__SOURCE DATA__

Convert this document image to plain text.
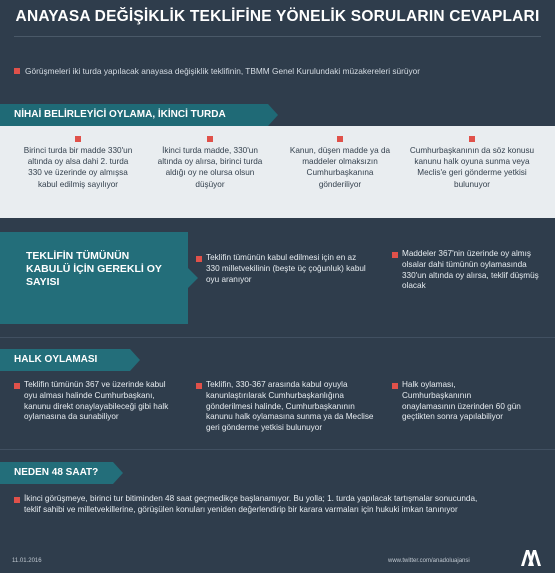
ANAYASA DEĞİŞİKLİK TEKLİFİNE YÖNELİK SORULARIN CEVAPLARI
Görüşmeleri iki turda yapılacak anayasa değişiklik teklifinin, TBMM Genel Kurulundaki müzakereleri sürüyor
NİHAİ BELİRLEYİCİ OYLAMA, İKİNCİ TURDA
Birinci turda bir madde 330'un altında oy alsa dahi 2. turda 330 ve üzerinde oy almışsa kabul edilmiş sayılıyor
İkinci turda madde, 330'un altında oy alırsa, birinci turda aldığı oy ne olursa olsun düşüyor
Kanun, düşen madde ya da maddeler olmaksızın Cumhurbaşkanına gönderiliyor
Cumhurbaşkanının da söz konusu kanunu halk oyuna sunma veya Meclis'e geri gönderme yetkisi bulunuyor
TEKLİFİN TÜMÜNÜN KABULÜ İÇİN GEREKLİ OY SAYISI
Teklifin tümünün kabul edilmesi için en az 330 milletvekilinin (beşte üç çoğunluk) kabul oyu aranıyor
Maddeler 367'nin üzerinde oy almış olsalar dahi tümünün oylamasında 330'un altında oy alırsa, teklif düşmüş olacak
HALK OYLAMASI
Teklifin tümünün 367 ve üzerinde kabul oyu alması halinde Cumhurbaşkanı, kanunu direkt onaylayabileceği gibi halk oylamasına da sunabiliyor
Teklifin, 330-367 arasında kabul oyuyla kanunlaştırılarak Cumhurbaşkanlığına gönderilmesi halinde, Cumhurbaşkanının kanunu halk oylamasına sunma ya da Meclise geri gönderme yetkisi bulunuyor
Halk oylaması, Cumhurbaşkanının onaylamasının üzerinden 60 gün geçtikten sonra yapılabiliyor
NEDEN 48 SAAT?
İkinci görüşmeye, birinci tur bitiminden 48 saat geçmedikçe başlanamıyor. Bu yolla; 1. turda yapılacak tartışmalar sonucunda, teklif sahibi ve milletvekillerine, görüşülen konuları yeniden değerlendirip bir karara varmaları için hukuki imkan tanınıyor
11.01.2016	www.twitter.com/anadoluajansi
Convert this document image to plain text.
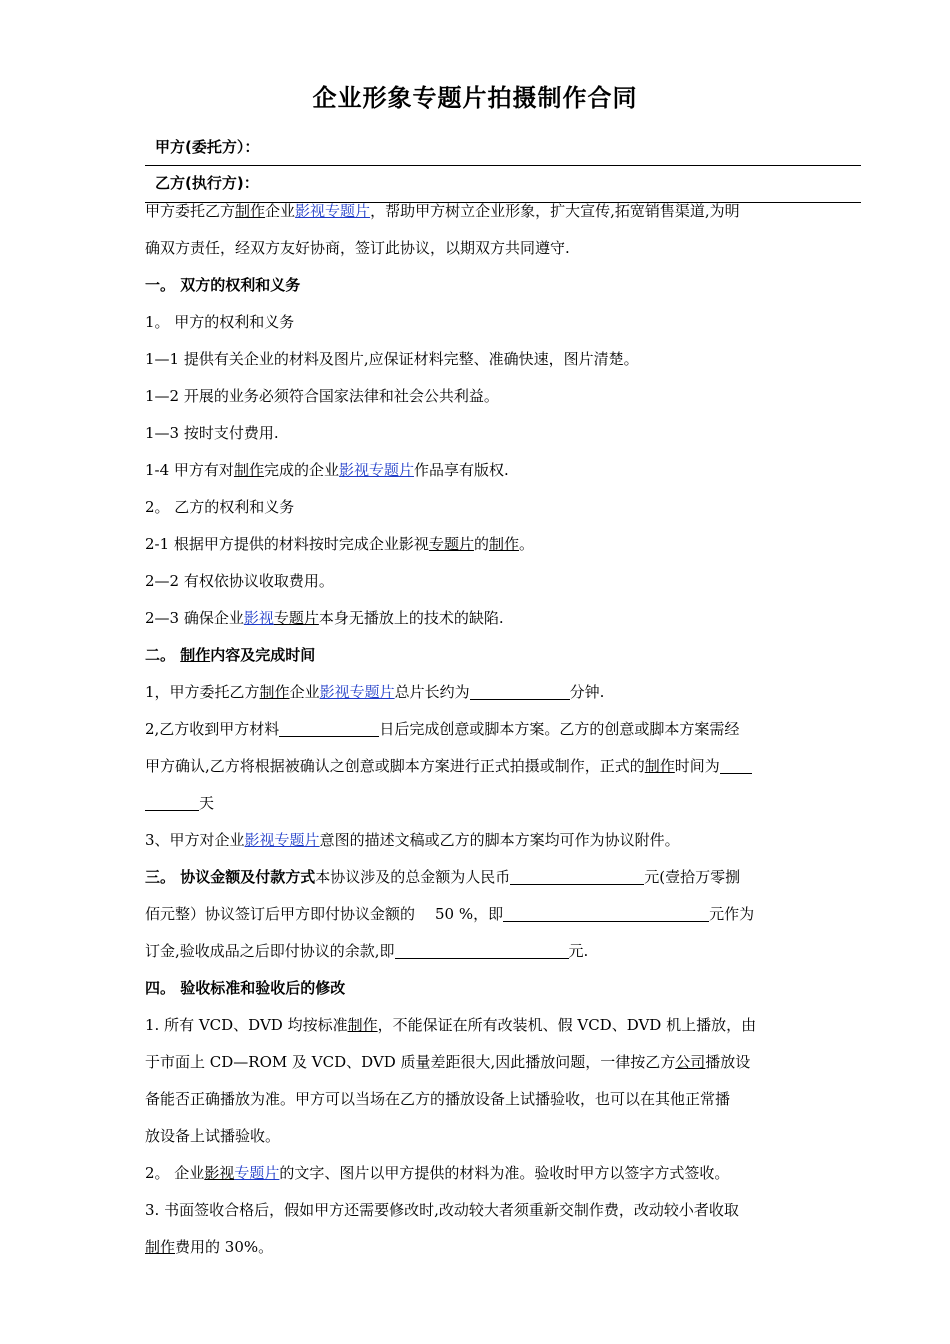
企业形象专题片拍摄制作合同
甲方(委托方）：
乙方(执行方)：
甲方委托乙方制作企业影视专题片，帮助甲方树立企业形象，扩大宣传,拓宽销售渠道,为明
确双方责任，经双方友好协商，签订此协议，以期双方共同遵守.
一。 双方的权利和义务
1。 甲方的权利和义务
1—1 提供有关企业的材料及图片,应保证材料完整、准确快速，图片清楚。
1—2 开展的业务必须符合国家法律和社会公共利益。
1—3 按时支付费用.
1-4 甲方有对制作完成的企业影视专题片作品享有版权.
2。 乙方的权利和义务
2-1 根据甲方提供的材料按时完成企业影视专题片的制作。
2—2 有权依协议收取费用。
2—3 确保企业影视专题片本身无播放上的技术的缺陷.
二。 制作内容及完成时间
1，甲方委托乙方制作企业影视专题片总片长约为	分钟.
2,乙方收到甲方材料	日后完成创意或脚本方案。乙方的创意或脚本方案需经
甲方确认,乙方将根据被确认之创意或脚本方案进行正式拍摄或制作，正式的制作时间为
天
3、甲方对企业影视专题片意图的描述文稿或乙方的脚本方案均可作为协议附件。
三。 协议金额及付款方式本协议涉及的总金额为人民币	元(壹拾万零捌
佰元整）协议签订后甲方即付协议金额的 50 %，即	元作为
订金,验收成品之后即付协议的余款,即	元.
四。 验收标准和验收后的修改
1. 所有 VCD、DVD 均按标准制作，不能保证在所有改装机、假 VCD、DVD 机上播放，由
于市面上 CD—ROM 及 VCD、DVD 质量差距很大,因此播放问题，一律按乙方公司播放设
备能否正确播放为准。甲方可以当场在乙方的播放设备上试播验收，也可以在其他正常播
放设备上试播验收。
2。 企业影视专题片的文字、图片以甲方提供的材料为准。验收时甲方以签字方式签收。
3. 书面签收合格后，假如甲方还需要修改时,改动较大者须重新交制作费，改动较小者收取
制作费用的 30%。
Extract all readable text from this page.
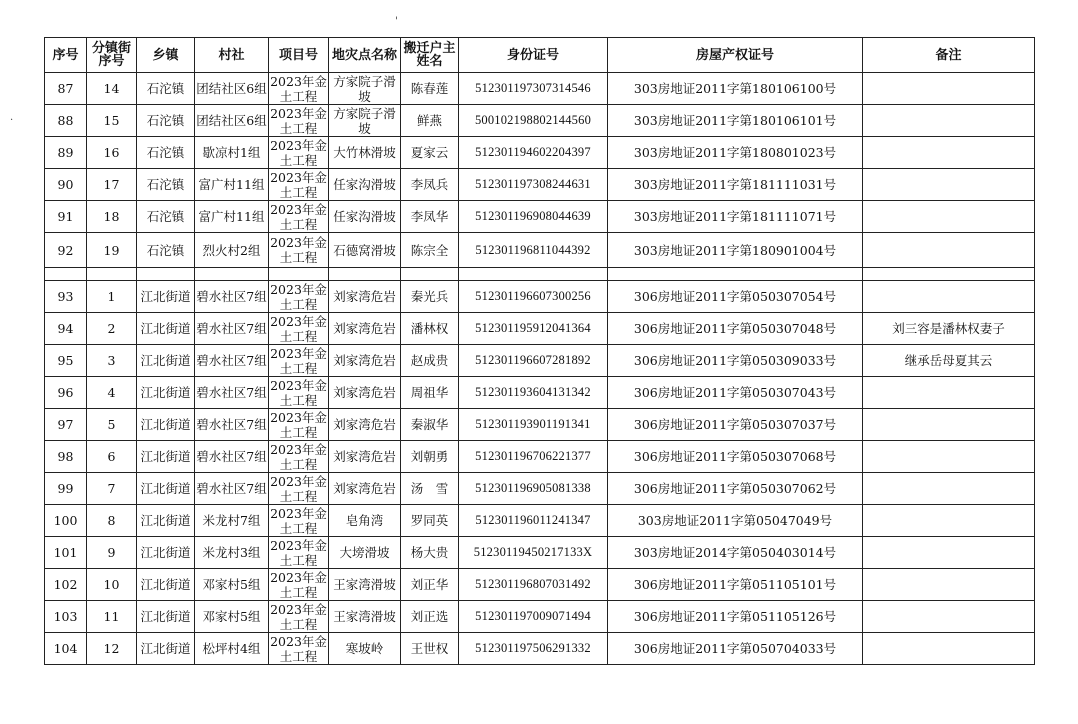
'
.
序号	分镇街序号	乡镇	村社	项目号	地灾点名称	搬迁户主姓名	身份证号	房屋产权证号	备注
87	14	石沱镇	团结社区6组	2023年金土工程	方家院子滑坡	陈春莲	512301197307314546	303房地证2011字第180106100号	
88	15	石沱镇	团结社区6组	2023年金土工程	方家院子滑坡	鲜燕	500102198802144560	303房地证2011字第180106101号	
89	16	石沱镇	歇凉村1组	2023年金土工程	大竹林滑坡	夏家云	512301194602204397	303房地证2011字第180801023号	
90	17	石沱镇	富广村11组	2023年金土工程	任家沟滑坡	李凤兵	512301197308244631	303房地证2011字第181111031号	
91	18	石沱镇	富广村11组	2023年金土工程	任家沟滑坡	李凤华	512301196908044639	303房地证2011字第181111071号	
92	19	石沱镇	烈火村2组	2023年金土工程	石德窝滑坡	陈宗全	512301196811044392	303房地证2011字第180901004号	

93	1	江北街道	碧水社区7组	2023年金土工程	刘家湾危岩	秦光兵	512301196607300256	306房地证2011字第050307054号	
94	2	江北街道	碧水社区7组	2023年金土工程	刘家湾危岩	潘林权	512301195912041364	306房地证2011字第050307048号	刘三容是潘林权妻子
95	3	江北街道	碧水社区7组	2023年金土工程	刘家湾危岩	赵成贵	512301196607281892	306房地证2011字第050309033号	继承岳母夏其云
96	4	江北街道	碧水社区7组	2023年金土工程	刘家湾危岩	周祖华	512301193604131342	306房地证2011字第050307043号	
97	5	江北街道	碧水社区7组	2023年金土工程	刘家湾危岩	秦淑华	512301193901191341	306房地证2011字第050307037号	
98	6	江北街道	碧水社区7组	2023年金土工程	刘家湾危岩	刘朝勇	512301196706221377	306房地证2011字第050307068号	
99	7	江北街道	碧水社区7组	2023年金土工程	刘家湾危岩	汤　雪	512301196905081338	306房地证2011字第050307062号	
100	8	江北街道	米龙村7组	2023年金土工程	皂角湾	罗同英	512301196011241347	303房地证2011字第05047049号	
101	9	江北街道	米龙村3组	2023年金土工程	大塝滑坡	杨大贵	51230119450217133X	303房地证2014字第050403014号	
102	10	江北街道	邓家村5组	2023年金土工程	王家湾滑坡	刘正华	512301196807031492	306房地证2011字第051105101号	
103	11	江北街道	邓家村5组	2023年金土工程	王家湾滑坡	刘正选	512301197009071494	306房地证2011字第051105126号	
104	12	江北街道	松坪村4组	2023年金土工程	寒坡岭	王世权	512301197506291332	306房地证2011字第050704033号	
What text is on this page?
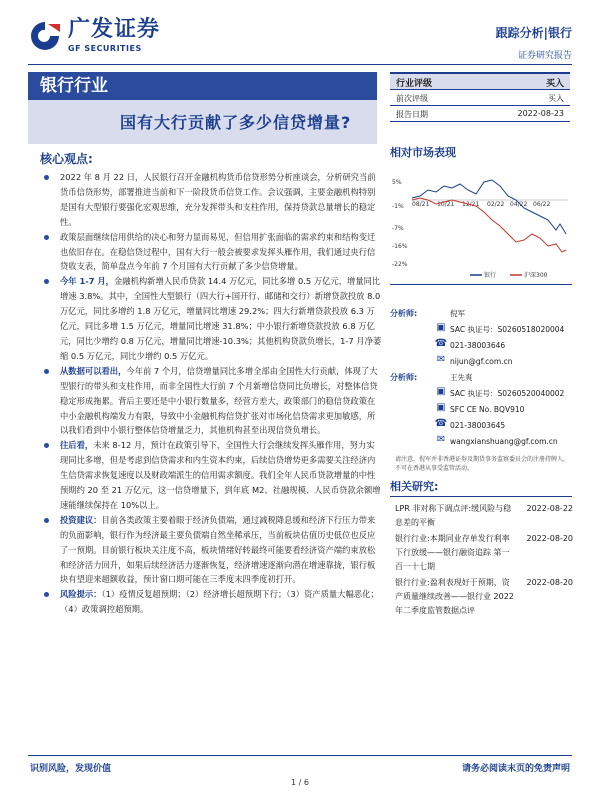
广发证券
GF SECURITIES
跟踪分析|银行
证券研究报告
银行行业
国有大行贡献了多少信贷增量?
行业评级	买入
前次评级	买入
报告日期	2022-08-23
核心观点:
2022 年 8 月 22 日，人民银行召开金融机构货币信贷形势分析座谈会，分析研究当前货币信贷形势，部署推进当前和下一阶段货币信贷工作。会议强调，主要金融机构特别是国有大型银行要强化宏观思维，充分发挥带头和支柱作用，保持贷款总量增长的稳定性。
政策层面继续信用供给的决心和努力显而易见，但信用扩张面临的需求约束和结构变迁也依旧存在。在稳信贷过程中，国有大行一般会被要求发挥头雁作用，我们通过央行信贷收支表，简单盘点今年前 7 个月国有大行贡献了多少信贷增量。
今年 1-7 月，金融机构新增人民币贷款 14.4 万亿元，同比多增 0.5 万亿元，增量同比增速 3.8%。其中，全国性大型银行（四大行+国开行、邮储和交行）新增贷款投放 8.0 万亿元，同比多增约 1.8 万亿元，增量同比增速 29.2%；四大行新增贷款投放 6.3 万亿元，同比多增 1.5 万亿元，增量同比增速 31.8%；中小银行新增贷款投放 6.8 万亿元，同比少增约 0.8 万亿元，增量同比增速-10.3%；其他机构贷款负增长，1-7 月净萎缩 0.5 万亿元，同比少增约 0.5 万亿元。
从数据可以看出，今年前 7 个月，信贷增量同比多增全部由全国性大行贡献，体现了大型银行的带头和支柱作用，而非全国性大行前 7 个月新增信贷同比负增长，对整体信贷稳定形成拖累。背后主要还是中小银行数量多，经营方差大，政策部门的稳信贷政策在中小金融机构端发力有限，导致中小金融机构信贷扩张对市场化信贷需求更加敏感，所以我们看到中小银行整体信贷增量乏力，其他机构甚至出现信贷负增长。
往后看，未来 8-12 月，预计在政策引导下，全国性大行会继续发挥头雁作用，努力实现同比多增，但是考虑到信贷需求和内生资本约束，后续信贷增势更多需要关注经济内生信贷需求恢复速度以及财政端派生的信用需求额度。我们全年人民币贷款增量的中性预期约 20 至 21 万亿元，这一信贷增量下，到年底 M2、社融规模、人民币贷款余额增速能继续保持在 10%以上。
投资建议：目前各类政策主要着眼于经济负债端，通过减税降息缓和经济下行压力带来的负面影响，银行作为经济最主要负债端自然坐稀承压，当前板块估值历史低位也反应了一预期。目前银行板块关注度不高，板块情绪好转最终可能要看经济资产端约束放松和经济活力回升，如果后续经济活力逐渐恢复，经济增速逐渐向潜在增速靠拢，银行板块有望迎来超额收益，预计窗口期可能在三季度末四季度初打开。
风险提示：（1）疫情反复超预期；（2）经济增长超预期下行；（3）资产质量大幅恶化；（4）政策调控超预期。
相对市场表现
5%
-1%
-7%
-16%
-22%
08/21 10/21 12/21 02/22 04/22 06/22
银行	沪深300
分析师:	倪军
▣ SAC 执证号：S0260518020004
☎ 021-38003646
✉ nijun@gf.com.cn
分析师:	王先爽
▣ SAC 执证号：S0260520040002
▣ SFC CE No. BQV910
☎ 021-38003645
✉ wangxianshuang@gf.com.cn
请注意，倪军并非香港证券及期货事务监察委员会的注册持牌人，不可在香港从事受监管活动。
相关研究:
LPR 非对称下调点评:缓风险与稳息差的平衡
2022-08-22
银行行业:本期同业存单发行利率下行放缓——银行融资追踪 第一百一十七期
2022-08-20
银行行业:盈利表现好于预期，资产质量继续改善——银行业 2022 年二季度监管数据点评
2022-08-20
识别风险，发现价值	请务必阅读末页的免责声明
1 / 6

__TO DO__
Write out exactly the lines from the one containing "What text is on this page?" to the last line of the records above, both included, and leave out any pictures.

__TASK RESPONSE__
What text is on this page?
广发证券
GF SECURITIES
跟踪分析|银行
证券研究报告
银行行业
国有大行贡献了多少信贷增量?
行业评级	买入
前次评级	买入
报告日期	2022-08-23
核心观点:
2022 年 8 月 22 日，人民银行召开金融机构货币信贷形势分析座谈会，分析研究当前货币信贷形势，部署推进当前和下一阶段货币信贷工作。会议强调，主要金融机构特别是国有大型银行要强化宏观思维，充分发挥带头和支柱作用，保持贷款总量增长的稳定性。
政策层面继续信用供给的决心和努力显而易见，但信用扩张面临的需求约束和结构变迁也依旧存在。在稳信贷过程中，国有大行一般会被要求发挥头雁作用，我们通过央行信贷收支表，简单盘点今年前 7 个月国有大行贡献了多少信贷增量。
今年 1-7 月，金融机构新增人民币贷款 14.4 万亿元，同比多增 0.5 万亿元，增量同比增速 3.8%。其中，全国性大型银行（四大行+国开行、邮储和交行）新增贷款投放 8.0 万亿元，同比多增约 1.8 万亿元，增量同比增速 29.2%；四大行新增贷款投放 6.3 万亿元，同比多增 1.5 万亿元，增量同比增速 31.8%；中小银行新增贷款投放 6.8 万亿元，同比少增约 0.8 万亿元，增量同比增速-10.3%；其他机构贷款负增长，1-7 月净萎缩 0.5 万亿元，同比少增约 0.5 万亿元。
从数据可以看出，今年前 7 个月，信贷增量同比多增全部由全国性大行贡献，体现了大型银行的带头和支柱作用，而非全国性大行前 7 个月新增信贷同比负增长，对整体信贷稳定形成拖累。背后主要还是中小银行数量多，经营方差大，政策部门的稳信贷政策在中小金融机构端发力有限，导致中小金融机构信贷扩张对市场化信贷需求更加敏感，所以我们看到中小银行整体信贷增量乏力，其他机构甚至出现信贷负增长。
往后看，未来 8-12 月，预计在政策引导下，全国性大行会继续发挥头雁作用，努力实现同比多增，但是考虑到信贷需求和内生资本约束，后续信贷增势更多需要关注经济内生信贷需求恢复速度以及财政端派生的信用需求额度。我们全年人民币贷款增量的中性预期约 20 至 21 万亿元，这一信贷增量下，到年底 M2、社融规模、人民币贷款余额增速能继续保持在 10%以上。
投资建议：目前各类政策主要着眼于经济负债端，通过减税降息缓和经济下行压力带来的负面影响，银行作为经济最主要负债端自然坐稀承压，当前板块估值历史低位也反应了一预期。目前银行板块关注度不高，板块情绪好转最终可能要看经济资产端约束放松和经济活力回升，如果后续经济活力逐渐恢复，经济增速逐渐向潜在增速靠拢，银行板块有望迎来超额收益，预计窗口期可能在三季度末四季度初打开。
风险提示：（1）疫情反复超预期；（2）经济增长超预期下行；（3）资产质量大幅恶化；（4）政策调控超预期。
相对市场表现
5%
-1%
-7%
-16%
-22%
08/21 10/21 12/21 02/22 04/22 06/22
银行	沪深300
分析师:	倪军
▣ SAC 执证号：S0260518020004
☎ 021-38003646
✉ nijun@gf.com.cn
分析师:	王先爽
▣ SAC 执证号：S0260520040002
▣ SFC CE No. BQV910
☎ 021-38003645
✉ wangxianshuang@gf.com.cn
请注意，倪军并非香港证券及期货事务监察委员会的注册持牌人，不可在香港从事受监管活动。
相关研究:
LPR 非对称下调点评:缓风险与稳息差的平衡
2022-08-22
银行行业:本期同业存单发行利率下行放缓——银行融资追踪 第一百一十七期
2022-08-20
银行行业:盈利表现好于预期，资产质量继续改善——银行业 2022 年二季度监管数据点评
2022-08-20
识别风险，发现价值	请务必阅读末页的免责声明
1 / 6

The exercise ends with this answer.